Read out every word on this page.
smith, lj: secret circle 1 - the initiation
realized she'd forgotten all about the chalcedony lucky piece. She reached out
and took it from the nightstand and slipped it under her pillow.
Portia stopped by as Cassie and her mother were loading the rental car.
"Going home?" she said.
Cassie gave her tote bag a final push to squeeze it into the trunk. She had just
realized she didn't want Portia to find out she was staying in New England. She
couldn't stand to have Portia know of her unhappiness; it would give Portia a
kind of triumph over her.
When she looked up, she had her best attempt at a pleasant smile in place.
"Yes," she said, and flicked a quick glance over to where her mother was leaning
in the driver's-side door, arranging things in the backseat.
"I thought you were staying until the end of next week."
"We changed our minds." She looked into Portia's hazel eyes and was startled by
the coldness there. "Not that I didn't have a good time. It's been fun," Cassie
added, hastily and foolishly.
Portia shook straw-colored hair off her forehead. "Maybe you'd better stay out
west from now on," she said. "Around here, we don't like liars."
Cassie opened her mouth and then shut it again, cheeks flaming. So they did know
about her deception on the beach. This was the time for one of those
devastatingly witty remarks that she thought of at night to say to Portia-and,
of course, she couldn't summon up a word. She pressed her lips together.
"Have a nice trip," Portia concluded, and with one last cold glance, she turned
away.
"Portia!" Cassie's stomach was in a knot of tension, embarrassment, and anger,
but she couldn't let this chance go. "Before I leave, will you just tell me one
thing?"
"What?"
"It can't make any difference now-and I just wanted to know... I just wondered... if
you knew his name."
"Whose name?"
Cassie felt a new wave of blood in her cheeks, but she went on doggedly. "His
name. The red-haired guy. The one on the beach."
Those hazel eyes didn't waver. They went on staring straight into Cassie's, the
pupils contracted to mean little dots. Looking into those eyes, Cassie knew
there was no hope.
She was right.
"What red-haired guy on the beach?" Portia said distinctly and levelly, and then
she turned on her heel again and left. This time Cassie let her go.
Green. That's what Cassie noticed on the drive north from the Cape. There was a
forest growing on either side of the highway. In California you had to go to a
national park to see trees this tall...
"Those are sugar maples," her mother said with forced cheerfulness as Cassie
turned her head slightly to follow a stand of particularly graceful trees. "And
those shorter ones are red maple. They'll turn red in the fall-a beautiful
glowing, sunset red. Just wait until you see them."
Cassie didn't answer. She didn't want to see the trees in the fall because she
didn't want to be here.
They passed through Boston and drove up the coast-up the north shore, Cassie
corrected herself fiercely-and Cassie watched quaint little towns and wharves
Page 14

********

Each line above that holds the string "into" should be copied and shown.

Cassie gave her tote bag a final push to squeeze it into the trunk. She had just
"We changed our minds." She looked into Portia's hazel eyes and was startled by
Those hazel eyes didn't waver. They went on staring straight into Cassie's, the
pupils contracted to mean little dots. Looking into those eyes, Cassie knew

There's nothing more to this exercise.